Requirement -
Transcribe the records that follow. Keep every word exactly, and drop the pictures.

[Records from a data source]
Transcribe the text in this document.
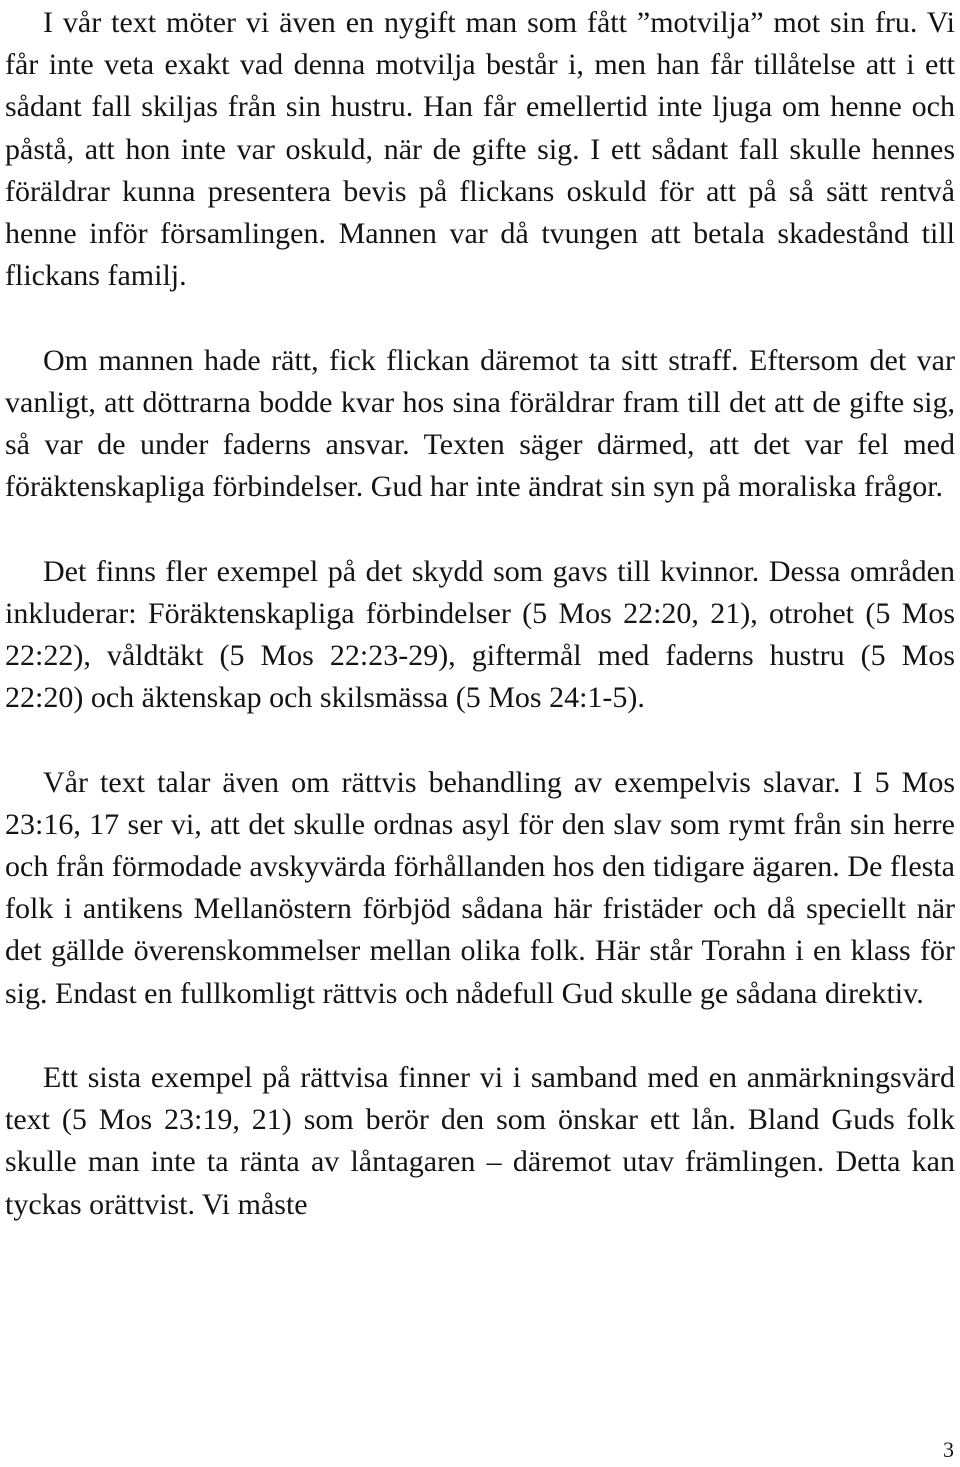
I vår text möter vi även en nygift man som fått ”motvilja” mot sin fru. Vi får inte veta exakt vad denna motvilja består i, men han får tillåtelse att i ett sådant fall skiljas från sin hustru. Han får emellertid inte ljuga om henne och påstå, att hon inte var oskuld, när de gifte sig. I ett sådant fall skulle hennes föräldrar kunna presentera bevis på flickans oskuld för att på så sätt rentvå henne inför församlingen. Mannen var då tvungen att betala skadestånd till flickans familj.

Om mannen hade rätt, fick flickan däremot ta sitt straff. Eftersom det var vanligt, att döttrarna bodde kvar hos sina föräldrar fram till det att de gifte sig, så var de under faderns ansvar. Texten säger därmed, att det var fel med föräktenskapliga förbindelser. Gud har inte ändrat sin syn på moraliska frågor.

Det finns fler exempel på det skydd som gavs till kvinnor. Dessa områden inkluderar: Föräktenskapliga förbindelser (5 Mos 22:20, 21), otrohet (5 Mos 22:22), våldtäkt (5 Mos 22:23-29), giftermål med faderns hustru (5 Mos 22:20) och äktenskap och skilsmässa (5 Mos 24:1-5).

Vår text talar även om rättvis behandling av exempelvis slavar. I 5 Mos 23:16, 17 ser vi, att det skulle ordnas asyl för den slav som rymt från sin herre och från förmodade avskyvärda förhållanden hos den tidigare ägaren. De flesta folk i antikens Mellanöstern förbjöd sådana här fristäder och då speciellt när det gällde överenskommelser mellan olika folk. Här står Torahn i en klass för sig. Endast en fullkomligt rättvis och nådefull Gud skulle ge sådana direktiv.

Ett sista exempel på rättvisa finner vi i samband med en anmärkningsvärd text (5 Mos 23:19, 21) som berör den som önskar ett lån. Bland Guds folk skulle man inte ta ränta av låntagaren – däremot utav främlingen. Detta kan tyckas orättvist. Vi måste

3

Worked answer -
Transcribe the text in this document.
I vår text möter vi även en nygift man som fått ”motvilja” mot sin fru. Vi får inte veta exakt vad denna motvilja består i, men han får tillåtelse att i ett sådant fall skiljas från sin hustru. Han får emellertid inte ljuga om henne och påstå, att hon inte var oskuld, när de gifte sig. I ett sådant fall skulle hennes föräldrar kunna presentera bevis på flickans oskuld för att på så sätt rentvå henne inför församlingen. Mannen var då tvungen att betala skadestånd till flickans familj.

Om mannen hade rätt, fick flickan däremot ta sitt straff. Eftersom det var vanligt, att döttrarna bodde kvar hos sina föräldrar fram till det att de gifte sig, så var de under faderns ansvar. Texten säger därmed, att det var fel med föräktenskapliga förbindelser. Gud har inte ändrat sin syn på moraliska frågor.

Det finns fler exempel på det skydd som gavs till kvinnor. Dessa områden inkluderar: Föräktenskapliga förbindelser (5 Mos 22:20, 21), otrohet (5 Mos 22:22), våldtäkt (5 Mos 22:23-29), giftermål med faderns hustru (5 Mos 22:20) och äktenskap och skilsmässa (5 Mos 24:1-5).

Vår text talar även om rättvis behandling av exempelvis slavar. I 5 Mos 23:16, 17 ser vi, att det skulle ordnas asyl för den slav som rymt från sin herre och från förmodade avskyvärda förhållanden hos den tidigare ägaren. De flesta folk i antikens Mellanöstern förbjöd sådana här fristäder och då speciellt när det gällde överenskommelser mellan olika folk. Här står Torahn i en klass för sig. Endast en fullkomligt rättvis och nådefull Gud skulle ge sådana direktiv.

Ett sista exempel på rättvisa finner vi i samband med en anmärkningsvärd text (5 Mos 23:19, 21) som berör den som önskar ett lån. Bland Guds folk skulle man inte ta ränta av låntagaren – däremot utav främlingen. Detta kan tyckas orättvist. Vi måste

3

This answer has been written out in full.